Your answer is a single number: how many lines hold the word "Saint"?

+ + +

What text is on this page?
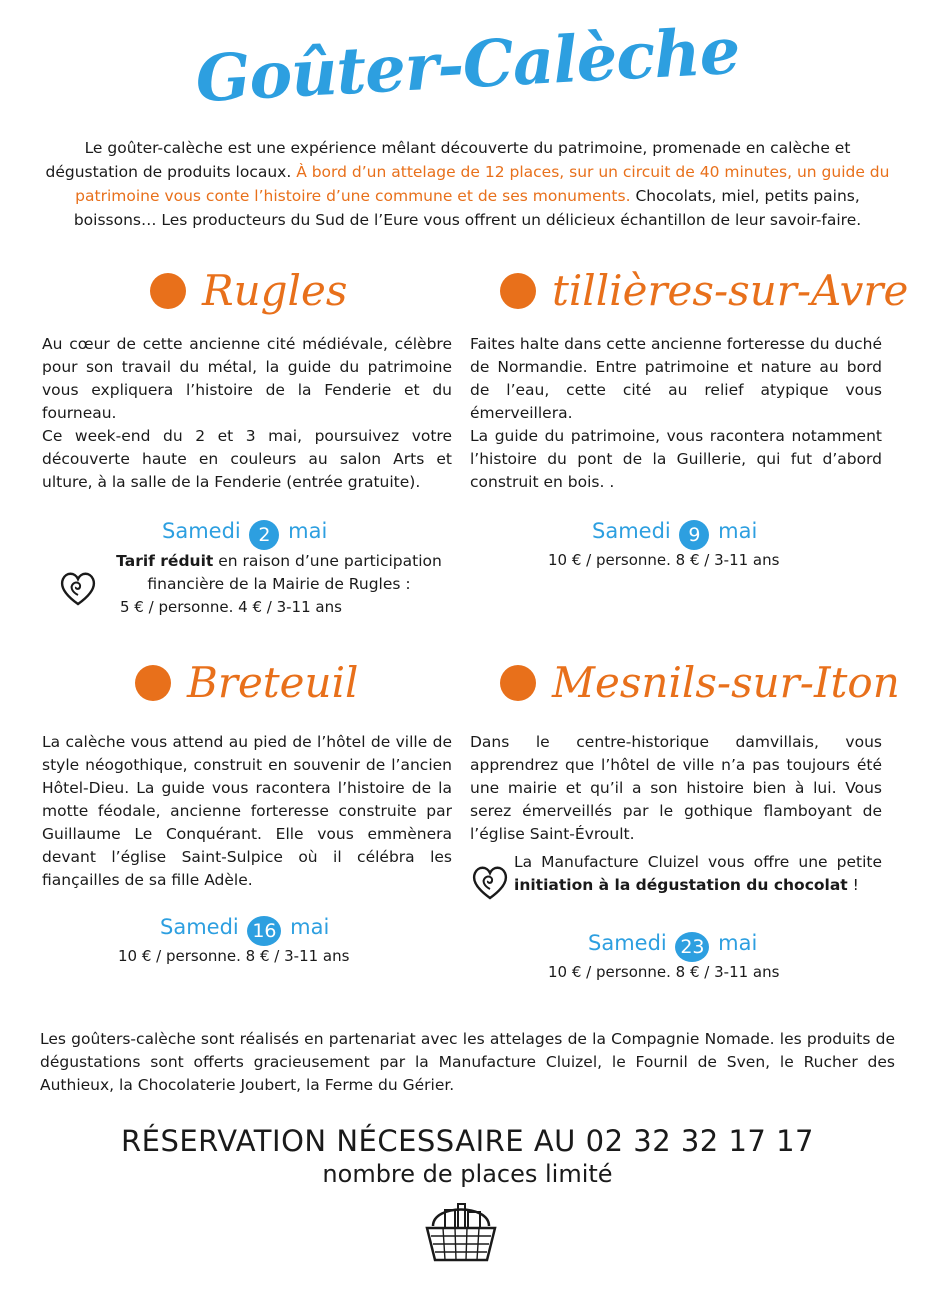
Goûter-Calèche
Le goûter-calèche est une expérience mêlant découverte du patrimoine, promenade en calèche et dégustation de produits locaux. À bord d’un attelage de 12 places, sur un circuit de 40 minutes, un guide du patrimoine vous conte l’histoire d’une commune et de ses monuments. Chocolats, miel, petits pains, boissons… Les producteurs du Sud de l’Eure vous offrent un délicieux échantillon de leur savoir-faire.
Rugles

Au cœur de cette ancienne cité médiévale, célèbre pour son travail du métal, la guide du patrimoine vous expliquera l’histoire de la Fenderie et du fourneau.

Ce week-end du 2 et 3 mai, poursuivez votre découverte haute en couleurs au salon Arts et ulture, à la salle de la Fenderie (entrée gratuite).

Samedi 2 mai
Tarif réduit en raison d’une participation financière de la Mairie de Rugles :
5 € / personne. 4 € / 3-11 ans
tillières-sur-Avre

Faites halte dans cette ancienne forteresse du duché de Normandie. Entre patrimoine et nature au bord de l’eau, cette cité au relief atypique vous émerveillera.

La guide du patrimoine, vous racontera notamment l’histoire du pont de la Guillerie, qui fut d’abord construit en bois. .

Samedi 9 mai
10 € / personne. 8 € / 3-11 ans
Breteuil

La calèche vous attend au pied de l’hôtel de ville de style néogothique, construit en souvenir de l’ancien Hôtel-Dieu. La guide vous racontera l’histoire de la motte féodale, ancienne forteresse construite par Guillaume Le Conquérant. Elle vous emmènera devant l’église Saint-Sulpice où il célébra les fiançailles de sa fille Adèle.

Samedi 16 mai
10 € / personne. 8 € / 3-11 ans
Mesnils-sur-Iton

Dans le centre-historique damvillais, vous apprendrez que l’hôtel de ville n’a pas toujours été une mairie et qu’il a son histoire bien à lui. Vous serez émerveillés par le gothique flamboyant de l’église Saint-Évroult.

La Manufacture Cluizel vous offre une petite initiation à la dégustation du chocolat !
Samedi 23 mai
10 € / personne. 8 € / 3-11 ans
Les goûters-calèche sont réalisés en partenariat avec les attelages de la Compagnie Nomade. les produits de dégustations sont offerts gracieusement par la Manufacture Cluizel, le Fournil de Sven, le Rucher des Authieux, la Chocolaterie Joubert, la Ferme du Gérier.
RÉSERVATION NÉCESSAIRE AU 02 32 32 17 17
nombre de places limité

+ + +

● TASK SOLUTION:
2